>> begin
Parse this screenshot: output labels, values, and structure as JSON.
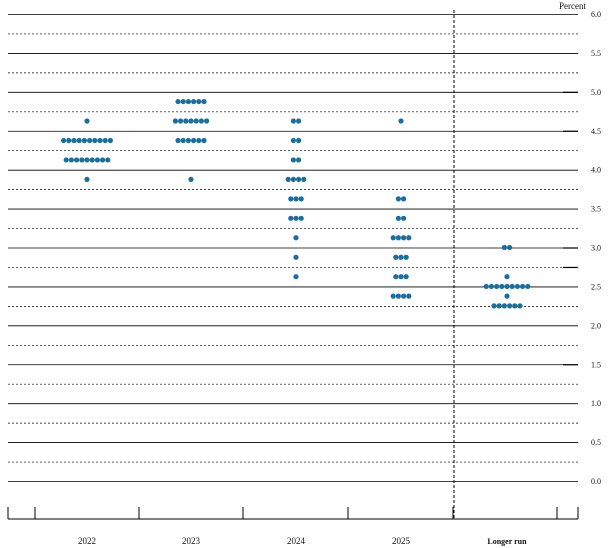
{
  "chart_data": {
    "type": "scatter",
    "ylabel": "Percent",
    "ylim": [
      0.0,
      6.0
    ],
    "ytick_step": 0.25,
    "ytick_labels": [
      "0.0",
      "0.5",
      "1.0",
      "1.5",
      "2.0",
      "2.5",
      "3.0",
      "3.5",
      "4.0",
      "4.5",
      "5.0",
      "5.5",
      "6.0"
    ],
    "categories": [
      "2022",
      "2023",
      "2024",
      "2025",
      "Longer run"
    ],
    "grid": true,
    "dot_color": "#1a6fa0",
    "points": [
      {
        "cat": "2022",
        "y": 3.875,
        "count": 1
      },
      {
        "cat": "2022",
        "y": 4.125,
        "count": 9
      },
      {
        "cat": "2022",
        "y": 4.375,
        "count": 10
      },
      {
        "cat": "2022",
        "y": 4.625,
        "count": 1
      },
      {
        "cat": "2023",
        "y": 3.875,
        "count": 1
      },
      {
        "cat": "2023",
        "y": 4.375,
        "count": 6
      },
      {
        "cat": "2023",
        "y": 4.625,
        "count": 7
      },
      {
        "cat": "2023",
        "y": 4.875,
        "count": 6
      },
      {
        "cat": "2024",
        "y": 2.625,
        "count": 1
      },
      {
        "cat": "2024",
        "y": 2.875,
        "count": 1
      },
      {
        "cat": "2024",
        "y": 3.125,
        "count": 1
      },
      {
        "cat": "2024",
        "y": 3.375,
        "count": 3
      },
      {
        "cat": "2024",
        "y": 3.625,
        "count": 3
      },
      {
        "cat": "2024",
        "y": 3.875,
        "count": 4
      },
      {
        "cat": "2024",
        "y": 4.125,
        "count": 2
      },
      {
        "cat": "2024",
        "y": 4.375,
        "count": 2
      },
      {
        "cat": "2024",
        "y": 4.625,
        "count": 2
      },
      {
        "cat": "2025",
        "y": 2.375,
        "count": 4
      },
      {
        "cat": "2025",
        "y": 2.625,
        "count": 3
      },
      {
        "cat": "2025",
        "y": 2.875,
        "count": 3
      },
      {
        "cat": "2025",
        "y": 3.125,
        "count": 4
      },
      {
        "cat": "2025",
        "y": 3.375,
        "count": 2
      },
      {
        "cat": "2025",
        "y": 3.625,
        "count": 2
      },
      {
        "cat": "2025",
        "y": 4.625,
        "count": 1
      },
      {
        "cat": "Longer run",
        "y": 2.25,
        "count": 6
      },
      {
        "cat": "Longer run",
        "y": 2.375,
        "count": 1
      },
      {
        "cat": "Longer run",
        "y": 2.5,
        "count": 9
      },
      {
        "cat": "Longer run",
        "y": 2.625,
        "count": 1
      },
      {
        "cat": "Longer run",
        "y": 3.0,
        "count": 2
      }
    ]
  }
}
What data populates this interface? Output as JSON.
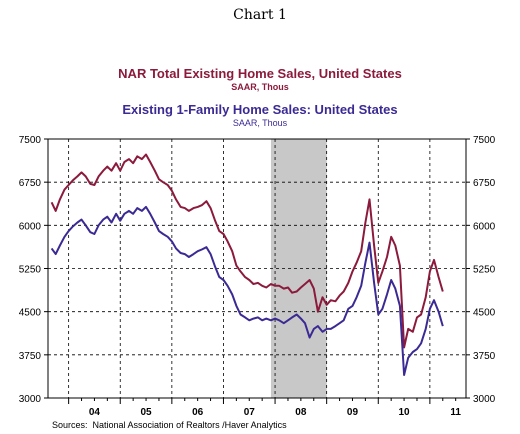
>> end
# PROBLEM STATEMENT:
Copy all the entries word for word. Omit any pictures.

# WRITTEN SOLUTION:
Parse this screenshot: output labels, values, and structure as JSON.
{
  "chart_data": {
    "type": "scatter",
    "ylabel": "Percent",
    "ylim": [
      0.0,
      6.0
    ],
    "ytick_step": 0.25,
    "ytick_labels": [
      "0.0",
      "0.5",
      "1.0",
      "1.5",
      "2.0",
      "2.5",
      "3.0",
      "3.5",
      "4.0",
      "4.5",
      "5.0",
      "5.5",
      "6.0"
    ],
    "categories": [
      "2022",
      "2023",
      "2024",
      "2025",
      "Longer run"
    ],
    "grid": true,
    "dot_color": "#1a6fa0",
    "points": [
      {
        "cat": "2022",
        "y": 3.875,
        "count": 1
      },
      {
        "cat": "2022",
        "y": 4.125,
        "count": 9
      },
      {
        "cat": "2022",
        "y": 4.375,
        "count": 10
      },
      {
        "cat": "2022",
        "y": 4.625,
        "count": 1
      },
      {
        "cat": "2023",
        "y": 3.875,
        "count": 1
      },
      {
        "cat": "2023",
        "y": 4.375,
        "count": 6
      },
      {
        "cat": "2023",
        "y": 4.625,
        "count": 7
      },
      {
        "cat": "2023",
        "y": 4.875,
        "count": 6
      },
      {
        "cat": "2024",
        "y": 2.625,
        "count": 1
      },
      {
        "cat": "2024",
        "y": 2.875,
        "count": 1
      },
      {
        "cat": "2024",
        "y": 3.125,
        "count": 1
      },
      {
        "cat": "2024",
        "y": 3.375,
        "count": 3
      },
      {
        "cat": "2024",
        "y": 3.625,
        "count": 3
      },
      {
        "cat": "2024",
        "y": 3.875,
        "count": 4
      },
      {
        "cat": "2024",
        "y": 4.125,
        "count": 2
      },
      {
        "cat": "2024",
        "y": 4.375,
        "count": 2
      },
      {
        "cat": "2024",
        "y": 4.625,
        "count": 2
      },
      {
        "cat": "2025",
        "y": 2.375,
        "count": 4
      },
      {
        "cat": "2025",
        "y": 2.625,
        "count": 3
      },
      {
        "cat": "2025",
        "y": 2.875,
        "count": 3
      },
      {
        "cat": "2025",
        "y": 3.125,
        "count": 4
      },
      {
        "cat": "2025",
        "y": 3.375,
        "count": 2
      },
      {
        "cat": "2025",
        "y": 3.625,
        "count": 2
      },
      {
        "cat": "2025",
        "y": 4.625,
        "count": 1
      },
      {
        "cat": "Longer run",
        "y": 2.25,
        "count": 6
      },
      {
        "cat": "Longer run",
        "y": 2.375,
        "count": 1
      },
      {
        "cat": "Longer run",
        "y": 2.5,
        "count": 9
      },
      {
        "cat": "Longer run",
        "y": 2.625,
        "count": 1
      },
      {
        "cat": "Longer run",
        "y": 3.0,
        "count": 2
      }
    ]
  }
}
What data populates this interface? Output as JSON.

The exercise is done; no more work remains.